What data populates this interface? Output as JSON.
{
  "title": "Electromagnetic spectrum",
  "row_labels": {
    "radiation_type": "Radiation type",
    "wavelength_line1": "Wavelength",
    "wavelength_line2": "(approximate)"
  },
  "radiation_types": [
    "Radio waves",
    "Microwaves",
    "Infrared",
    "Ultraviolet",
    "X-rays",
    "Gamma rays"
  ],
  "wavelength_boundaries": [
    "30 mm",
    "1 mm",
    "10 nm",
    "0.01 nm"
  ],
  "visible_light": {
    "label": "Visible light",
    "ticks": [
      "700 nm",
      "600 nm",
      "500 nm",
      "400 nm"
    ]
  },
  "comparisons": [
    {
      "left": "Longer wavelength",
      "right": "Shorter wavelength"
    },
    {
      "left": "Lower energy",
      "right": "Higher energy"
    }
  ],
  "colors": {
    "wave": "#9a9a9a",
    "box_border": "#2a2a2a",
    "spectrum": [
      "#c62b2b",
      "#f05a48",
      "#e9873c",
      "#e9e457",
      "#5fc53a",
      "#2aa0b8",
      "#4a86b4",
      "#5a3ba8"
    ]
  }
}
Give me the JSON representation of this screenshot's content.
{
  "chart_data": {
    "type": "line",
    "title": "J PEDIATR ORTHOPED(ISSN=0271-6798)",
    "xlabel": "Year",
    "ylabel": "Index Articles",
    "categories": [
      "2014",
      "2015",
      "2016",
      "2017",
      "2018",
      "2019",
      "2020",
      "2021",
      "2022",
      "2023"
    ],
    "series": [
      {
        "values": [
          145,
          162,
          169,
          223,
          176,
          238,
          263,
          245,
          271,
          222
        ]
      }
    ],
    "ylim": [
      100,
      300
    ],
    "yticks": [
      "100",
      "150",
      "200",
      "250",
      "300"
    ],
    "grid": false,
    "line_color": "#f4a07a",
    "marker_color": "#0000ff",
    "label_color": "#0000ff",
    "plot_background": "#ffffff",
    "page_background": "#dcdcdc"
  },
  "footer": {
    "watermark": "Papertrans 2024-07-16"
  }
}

(Directive): Establish how many lines of the material above hold the word "energy". Nothing but the count should be returned.

(Reply to the task): 2